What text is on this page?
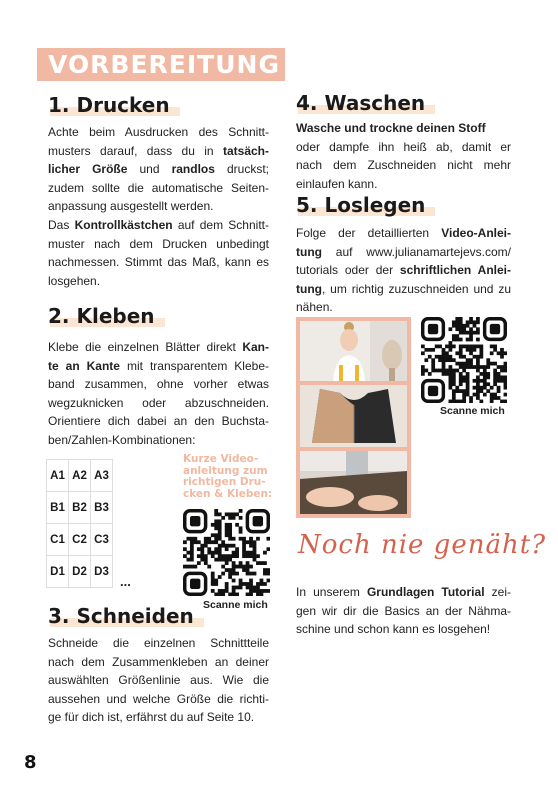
VORBEREITUNG
1. Drucken
Achte beim Ausdrucken des Schnitt-
musters darauf, dass du in tatsäch-
licher Größe und randlos druckst;
zudem sollte die automatische Seiten-
anpassung ausgestellt werden.
Das Kontrollkästchen auf dem Schnitt-
muster nach dem Drucken unbedingt
nachmessen. Stimmt das Maß, kann es
losgehen.
2. Kleben
Klebe die einzelnen Blätter direkt Kan-
te an Kante mit transparentem Klebe-
band zusammen, ohne vorher etwas
wegzuknicken oder abzuschneiden.
Orientiere dich dabei an den Buchsta-
ben/Zahlen-Kombinationen:
A1	A2	A3
B1	B2	B3
C1	C2	C3
D1	D2	D3
...
Kurze Video-
anleitung zum
richtigen Dru-
cken & Kleben:
Scanne mich
3. Schneiden
Schneide die einzelnen Schnittteile
nach dem Zusammenkleben an deiner
auswählten Größenlinie aus. Wie die
aussehen und welche Größe die richti-
ge für dich ist, erfährst du auf Seite 10.
4. Waschen
Wasche und trockne deinen Stoff
oder dampfe ihn heiß ab, damit er
nach dem Zuschneiden nicht mehr
einlaufen kann.
5. Loslegen
Folge der detaillierten Video-Anlei-
tung auf www.julianamartejevs.com/
tutorials oder der schriftlichen Anlei-
tung, um richtig zuzuschneiden und zu
nähen.
Scanne mich
Noch nie genäht?
In unserem Grundlagen Tutorial zei-
gen wir dir die Basics an der Nähma-
schine und schon kann es losgehen!
8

* * *

**Given problem:**
Repeat each record exactly, with the pictures left out.

**Written answer:**
What text is on this page?
VORBEREITUNG
1. Drucken
Achte beim Ausdrucken des Schnitt-
musters darauf, dass du in tatsäch-
licher Größe und randlos druckst;
zudem sollte die automatische Seiten-
anpassung ausgestellt werden.
Das Kontrollkästchen auf dem Schnitt-
muster nach dem Drucken unbedingt
nachmessen. Stimmt das Maß, kann es
losgehen.
2. Kleben
Klebe die einzelnen Blätter direkt Kan-
te an Kante mit transparentem Klebe-
band zusammen, ohne vorher etwas
wegzuknicken oder abzuschneiden.
Orientiere dich dabei an den Buchsta-
ben/Zahlen-Kombinationen:
A1	A2	A3
B1	B2	B3
C1	C2	C3
D1	D2	D3
...
Kurze Video-
anleitung zum
richtigen Dru-
cken & Kleben:
Scanne mich
3. Schneiden
Schneide die einzelnen Schnittteile
nach dem Zusammenkleben an deiner
auswählten Größenlinie aus. Wie die
aussehen und welche Größe die richti-
ge für dich ist, erfährst du auf Seite 10.
4. Waschen
Wasche und trockne deinen Stoff
oder dampfe ihn heiß ab, damit er
nach dem Zuschneiden nicht mehr
einlaufen kann.
5. Loslegen
Folge der detaillierten Video-Anlei-
tung auf www.julianamartejevs.com/
tutorials oder der schriftlichen Anlei-
tung, um richtig zuzuschneiden und zu
nähen.
Scanne mich
Noch nie genäht?
In unserem Grundlagen Tutorial zei-
gen wir dir die Basics an der Nähma-
schine und schon kann es losgehen!
8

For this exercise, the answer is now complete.